═══ DATA FOR PROCESSING

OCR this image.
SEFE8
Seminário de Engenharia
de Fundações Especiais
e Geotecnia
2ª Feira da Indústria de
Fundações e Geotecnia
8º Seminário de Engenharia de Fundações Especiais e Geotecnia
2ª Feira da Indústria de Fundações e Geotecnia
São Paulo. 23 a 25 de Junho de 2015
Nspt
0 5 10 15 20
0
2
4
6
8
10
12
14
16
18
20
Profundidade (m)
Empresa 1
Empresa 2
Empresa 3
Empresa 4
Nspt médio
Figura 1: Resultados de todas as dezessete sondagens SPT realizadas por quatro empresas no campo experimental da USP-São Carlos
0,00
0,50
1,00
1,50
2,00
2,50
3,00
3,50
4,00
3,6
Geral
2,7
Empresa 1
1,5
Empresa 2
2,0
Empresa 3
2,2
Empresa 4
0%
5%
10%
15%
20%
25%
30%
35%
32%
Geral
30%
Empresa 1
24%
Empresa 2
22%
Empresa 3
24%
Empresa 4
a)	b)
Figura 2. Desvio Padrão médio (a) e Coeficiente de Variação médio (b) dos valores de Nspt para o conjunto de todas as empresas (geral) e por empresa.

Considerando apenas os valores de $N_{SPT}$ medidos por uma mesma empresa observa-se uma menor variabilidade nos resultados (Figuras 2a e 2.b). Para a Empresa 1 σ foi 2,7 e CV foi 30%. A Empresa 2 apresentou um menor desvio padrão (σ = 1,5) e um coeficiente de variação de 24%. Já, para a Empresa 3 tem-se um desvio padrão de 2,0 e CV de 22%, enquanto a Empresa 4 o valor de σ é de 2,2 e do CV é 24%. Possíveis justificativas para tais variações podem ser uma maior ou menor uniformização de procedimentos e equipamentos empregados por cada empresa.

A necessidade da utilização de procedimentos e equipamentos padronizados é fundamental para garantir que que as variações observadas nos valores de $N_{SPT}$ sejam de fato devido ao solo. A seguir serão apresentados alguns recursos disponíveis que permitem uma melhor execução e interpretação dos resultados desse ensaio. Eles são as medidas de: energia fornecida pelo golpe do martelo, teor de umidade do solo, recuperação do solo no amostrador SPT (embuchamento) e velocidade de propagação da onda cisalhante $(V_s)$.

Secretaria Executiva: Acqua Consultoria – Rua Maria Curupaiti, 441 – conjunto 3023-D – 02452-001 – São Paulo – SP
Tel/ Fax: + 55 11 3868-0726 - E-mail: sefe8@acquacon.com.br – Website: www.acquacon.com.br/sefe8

══════

• [PROMPT]: Go through the listing and copy all of it exactly.

• [THE REPLY]:
OCR this image.
SEFE8
Seminário de Engenharia
de Fundações Especiais
e Geotecnia
2ª Feira da Indústria de
Fundações e Geotecnia
8º Seminário de Engenharia de Fundações Especiais e Geotecnia
2ª Feira da Indústria de Fundações e Geotecnia
São Paulo. 23 a 25 de Junho de 2015
Nspt
0 5 10 15 20
0
2
4
6
8
10
12
14
16
18
20
Profundidade (m)
Empresa 1
Empresa 2
Empresa 3
Empresa 4
Nspt médio
Figura 1: Resultados de todas as dezessete sondagens SPT realizadas por quatro empresas no campo experimental da USP-São Carlos
0,00
0,50
1,00
1,50
2,00
2,50
3,00
3,50
4,00
3,6
Geral
2,7
Empresa 1
1,5
Empresa 2
2,0
Empresa 3
2,2
Empresa 4
0%
5%
10%
15%
20%
25%
30%
35%
32%
Geral
30%
Empresa 1
24%
Empresa 2
22%
Empresa 3
24%
Empresa 4
a)	b)
Figura 2. Desvio Padrão médio (a) e Coeficiente de Variação médio (b) dos valores de Nspt para o conjunto de todas as empresas (geral) e por empresa.

Considerando apenas os valores de $N_{SPT}$ medidos por uma mesma empresa observa-se uma menor variabilidade nos resultados (Figuras 2a e 2.b). Para a Empresa 1 σ foi 2,7 e CV foi 30%. A Empresa 2 apresentou um menor desvio padrão (σ = 1,5) e um coeficiente de variação de 24%. Já, para a Empresa 3 tem-se um desvio padrão de 2,0 e CV de 22%, enquanto a Empresa 4 o valor de σ é de 2,2 e do CV é 24%. Possíveis justificativas para tais variações podem ser uma maior ou menor uniformização de procedimentos e equipamentos empregados por cada empresa.

A necessidade da utilização de procedimentos e equipamentos padronizados é fundamental para garantir que que as variações observadas nos valores de $N_{SPT}$ sejam de fato devido ao solo. A seguir serão apresentados alguns recursos disponíveis que permitem uma melhor execução e interpretação dos resultados desse ensaio. Eles são as medidas de: energia fornecida pelo golpe do martelo, teor de umidade do solo, recuperação do solo no amostrador SPT (embuchamento) e velocidade de propagação da onda cisalhante $(V_s)$.

Secretaria Executiva: Acqua Consultoria – Rua Maria Curupaiti, 441 – conjunto 3023-D – 02452-001 – São Paulo – SP
Tel/ Fax: + 55 11 3868-0726 - E-mail: sefe8@acquacon.com.br – Website: www.acquacon.com.br/sefe8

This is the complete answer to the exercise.